• [Rows]
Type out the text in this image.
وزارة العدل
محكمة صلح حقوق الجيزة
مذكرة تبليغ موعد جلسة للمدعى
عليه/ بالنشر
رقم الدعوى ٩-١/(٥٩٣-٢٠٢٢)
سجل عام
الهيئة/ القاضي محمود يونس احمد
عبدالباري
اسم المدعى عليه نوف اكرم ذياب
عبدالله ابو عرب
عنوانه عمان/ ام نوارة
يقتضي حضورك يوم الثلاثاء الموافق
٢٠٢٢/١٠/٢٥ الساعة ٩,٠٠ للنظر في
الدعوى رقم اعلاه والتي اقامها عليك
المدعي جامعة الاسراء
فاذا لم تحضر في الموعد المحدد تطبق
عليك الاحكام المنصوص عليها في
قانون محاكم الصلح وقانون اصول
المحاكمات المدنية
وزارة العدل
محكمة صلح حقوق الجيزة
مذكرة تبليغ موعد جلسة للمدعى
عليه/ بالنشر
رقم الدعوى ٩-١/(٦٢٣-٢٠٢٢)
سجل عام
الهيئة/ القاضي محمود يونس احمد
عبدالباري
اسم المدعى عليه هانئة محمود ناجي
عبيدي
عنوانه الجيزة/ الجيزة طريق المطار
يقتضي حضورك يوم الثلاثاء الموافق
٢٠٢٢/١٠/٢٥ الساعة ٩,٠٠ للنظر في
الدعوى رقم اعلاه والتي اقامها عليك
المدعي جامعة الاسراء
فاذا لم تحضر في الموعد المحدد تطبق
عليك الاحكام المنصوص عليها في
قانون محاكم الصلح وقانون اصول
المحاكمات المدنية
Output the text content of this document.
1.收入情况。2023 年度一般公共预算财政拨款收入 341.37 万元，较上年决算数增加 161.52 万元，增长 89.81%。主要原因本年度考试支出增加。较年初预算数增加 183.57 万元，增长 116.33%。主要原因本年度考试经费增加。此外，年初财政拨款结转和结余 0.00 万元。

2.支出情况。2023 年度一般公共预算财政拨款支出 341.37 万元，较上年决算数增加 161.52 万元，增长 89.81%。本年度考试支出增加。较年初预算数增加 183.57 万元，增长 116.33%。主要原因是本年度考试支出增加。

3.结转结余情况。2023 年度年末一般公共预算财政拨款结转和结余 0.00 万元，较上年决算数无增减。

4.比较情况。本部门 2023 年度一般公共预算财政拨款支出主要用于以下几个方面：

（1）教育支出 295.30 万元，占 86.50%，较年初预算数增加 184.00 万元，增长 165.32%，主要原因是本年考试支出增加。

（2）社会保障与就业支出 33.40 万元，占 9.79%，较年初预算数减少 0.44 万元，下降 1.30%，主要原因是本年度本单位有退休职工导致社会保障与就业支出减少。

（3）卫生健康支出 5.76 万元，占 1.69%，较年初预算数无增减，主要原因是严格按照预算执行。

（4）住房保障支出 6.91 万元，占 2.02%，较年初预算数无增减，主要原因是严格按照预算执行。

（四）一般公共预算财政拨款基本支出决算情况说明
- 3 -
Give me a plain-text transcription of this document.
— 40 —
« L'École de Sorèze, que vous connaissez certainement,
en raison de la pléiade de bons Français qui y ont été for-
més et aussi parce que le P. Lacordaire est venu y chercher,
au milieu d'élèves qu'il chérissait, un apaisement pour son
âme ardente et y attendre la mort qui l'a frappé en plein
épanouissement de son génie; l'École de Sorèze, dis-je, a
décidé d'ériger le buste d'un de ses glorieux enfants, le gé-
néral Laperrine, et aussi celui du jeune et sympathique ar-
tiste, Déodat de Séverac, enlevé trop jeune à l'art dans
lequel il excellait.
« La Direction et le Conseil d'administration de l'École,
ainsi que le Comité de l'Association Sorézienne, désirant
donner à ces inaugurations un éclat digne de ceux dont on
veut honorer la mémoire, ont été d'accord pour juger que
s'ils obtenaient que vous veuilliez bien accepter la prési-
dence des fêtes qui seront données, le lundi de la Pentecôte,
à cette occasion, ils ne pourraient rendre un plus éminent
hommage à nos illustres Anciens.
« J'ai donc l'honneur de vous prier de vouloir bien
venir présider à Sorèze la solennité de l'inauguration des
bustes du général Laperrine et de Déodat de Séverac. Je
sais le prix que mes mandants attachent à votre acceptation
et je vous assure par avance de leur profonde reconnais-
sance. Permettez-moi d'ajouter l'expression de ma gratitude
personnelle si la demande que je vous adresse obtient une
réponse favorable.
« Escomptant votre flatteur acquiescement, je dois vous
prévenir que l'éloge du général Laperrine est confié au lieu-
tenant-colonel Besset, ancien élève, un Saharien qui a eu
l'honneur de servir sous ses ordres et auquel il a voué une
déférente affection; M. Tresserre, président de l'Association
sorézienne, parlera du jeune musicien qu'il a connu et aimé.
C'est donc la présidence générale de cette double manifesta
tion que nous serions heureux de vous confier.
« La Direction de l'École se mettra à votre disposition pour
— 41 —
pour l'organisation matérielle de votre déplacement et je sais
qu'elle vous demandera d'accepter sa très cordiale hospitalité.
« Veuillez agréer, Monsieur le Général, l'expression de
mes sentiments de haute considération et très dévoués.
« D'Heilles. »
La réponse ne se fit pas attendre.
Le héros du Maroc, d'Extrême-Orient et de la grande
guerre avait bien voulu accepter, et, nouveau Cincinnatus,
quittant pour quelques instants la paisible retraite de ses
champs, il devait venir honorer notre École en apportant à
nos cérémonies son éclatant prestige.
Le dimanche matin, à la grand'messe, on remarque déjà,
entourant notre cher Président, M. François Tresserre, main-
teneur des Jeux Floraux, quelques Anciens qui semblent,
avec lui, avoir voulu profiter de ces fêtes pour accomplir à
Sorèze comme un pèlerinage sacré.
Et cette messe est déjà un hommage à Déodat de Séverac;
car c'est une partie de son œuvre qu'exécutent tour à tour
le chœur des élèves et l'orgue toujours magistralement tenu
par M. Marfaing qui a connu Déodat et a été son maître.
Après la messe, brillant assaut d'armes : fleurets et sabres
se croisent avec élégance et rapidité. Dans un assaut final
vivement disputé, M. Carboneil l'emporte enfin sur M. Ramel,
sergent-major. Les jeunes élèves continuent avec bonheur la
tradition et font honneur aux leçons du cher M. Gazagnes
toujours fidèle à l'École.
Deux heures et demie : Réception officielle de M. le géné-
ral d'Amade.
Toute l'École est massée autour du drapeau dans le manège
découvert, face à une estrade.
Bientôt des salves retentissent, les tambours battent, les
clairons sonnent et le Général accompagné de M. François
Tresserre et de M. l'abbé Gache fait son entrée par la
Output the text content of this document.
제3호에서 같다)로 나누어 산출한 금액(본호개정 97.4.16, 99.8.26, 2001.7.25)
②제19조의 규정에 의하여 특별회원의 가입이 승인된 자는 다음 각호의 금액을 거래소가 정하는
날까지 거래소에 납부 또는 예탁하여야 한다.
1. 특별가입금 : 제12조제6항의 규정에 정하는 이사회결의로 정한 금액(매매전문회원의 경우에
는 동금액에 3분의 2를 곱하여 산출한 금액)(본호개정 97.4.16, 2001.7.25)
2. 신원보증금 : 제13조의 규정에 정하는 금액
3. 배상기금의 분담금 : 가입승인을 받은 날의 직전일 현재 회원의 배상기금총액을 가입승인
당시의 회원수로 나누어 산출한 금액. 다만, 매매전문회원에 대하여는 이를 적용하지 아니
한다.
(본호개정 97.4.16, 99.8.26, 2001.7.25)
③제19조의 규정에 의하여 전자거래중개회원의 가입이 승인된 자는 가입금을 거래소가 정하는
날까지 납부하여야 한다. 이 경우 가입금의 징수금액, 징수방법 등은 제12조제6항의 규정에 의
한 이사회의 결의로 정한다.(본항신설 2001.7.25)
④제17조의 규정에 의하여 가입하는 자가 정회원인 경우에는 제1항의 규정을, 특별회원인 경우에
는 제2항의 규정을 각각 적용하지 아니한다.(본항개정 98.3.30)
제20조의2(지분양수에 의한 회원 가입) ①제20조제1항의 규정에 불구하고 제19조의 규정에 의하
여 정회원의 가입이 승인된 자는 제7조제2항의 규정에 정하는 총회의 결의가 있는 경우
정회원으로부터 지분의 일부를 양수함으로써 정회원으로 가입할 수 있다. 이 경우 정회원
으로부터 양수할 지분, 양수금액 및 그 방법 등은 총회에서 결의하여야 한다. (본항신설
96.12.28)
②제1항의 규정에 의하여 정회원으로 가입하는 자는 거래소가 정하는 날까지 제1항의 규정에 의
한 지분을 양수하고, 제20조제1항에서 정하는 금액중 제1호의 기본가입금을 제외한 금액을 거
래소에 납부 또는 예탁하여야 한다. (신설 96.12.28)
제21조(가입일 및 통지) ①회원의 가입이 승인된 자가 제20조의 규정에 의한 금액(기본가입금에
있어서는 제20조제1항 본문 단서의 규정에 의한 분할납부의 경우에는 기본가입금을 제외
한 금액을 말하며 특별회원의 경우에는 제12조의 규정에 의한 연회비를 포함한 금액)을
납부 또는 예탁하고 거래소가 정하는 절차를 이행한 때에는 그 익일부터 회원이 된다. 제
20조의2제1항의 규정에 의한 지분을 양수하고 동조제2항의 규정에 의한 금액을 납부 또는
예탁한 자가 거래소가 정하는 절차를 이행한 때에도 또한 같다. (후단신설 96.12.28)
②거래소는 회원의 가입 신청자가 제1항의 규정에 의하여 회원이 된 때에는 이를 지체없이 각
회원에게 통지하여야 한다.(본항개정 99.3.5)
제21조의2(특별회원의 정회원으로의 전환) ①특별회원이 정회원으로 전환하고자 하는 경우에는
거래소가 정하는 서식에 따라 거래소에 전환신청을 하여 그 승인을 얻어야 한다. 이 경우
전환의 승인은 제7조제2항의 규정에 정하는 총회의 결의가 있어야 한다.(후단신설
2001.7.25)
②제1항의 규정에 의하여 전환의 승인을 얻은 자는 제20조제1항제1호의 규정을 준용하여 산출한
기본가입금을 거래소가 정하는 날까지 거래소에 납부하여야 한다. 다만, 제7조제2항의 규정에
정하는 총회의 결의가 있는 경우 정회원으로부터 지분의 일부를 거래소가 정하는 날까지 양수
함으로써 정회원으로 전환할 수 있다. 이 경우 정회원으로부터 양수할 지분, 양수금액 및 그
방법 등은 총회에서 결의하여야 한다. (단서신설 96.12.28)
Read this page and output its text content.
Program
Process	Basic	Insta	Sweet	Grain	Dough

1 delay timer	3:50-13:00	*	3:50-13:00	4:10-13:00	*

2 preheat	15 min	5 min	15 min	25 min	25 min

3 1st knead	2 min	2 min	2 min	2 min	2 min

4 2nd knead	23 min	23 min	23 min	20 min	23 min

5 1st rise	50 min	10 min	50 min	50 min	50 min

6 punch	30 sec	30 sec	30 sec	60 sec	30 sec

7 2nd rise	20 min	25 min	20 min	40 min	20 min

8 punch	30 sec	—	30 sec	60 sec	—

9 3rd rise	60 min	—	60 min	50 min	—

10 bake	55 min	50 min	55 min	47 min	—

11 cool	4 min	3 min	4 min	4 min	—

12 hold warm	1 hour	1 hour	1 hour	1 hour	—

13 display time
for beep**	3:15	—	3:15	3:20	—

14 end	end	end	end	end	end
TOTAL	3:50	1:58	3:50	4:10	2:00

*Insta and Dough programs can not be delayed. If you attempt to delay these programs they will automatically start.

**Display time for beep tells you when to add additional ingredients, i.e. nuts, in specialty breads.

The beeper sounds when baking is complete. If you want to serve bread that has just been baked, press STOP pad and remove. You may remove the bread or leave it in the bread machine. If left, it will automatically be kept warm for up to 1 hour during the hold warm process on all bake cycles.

• [Required work] Examine the data above and state how many of its lines contain the word "messe", with no further remarks.

• [Result of the task] 3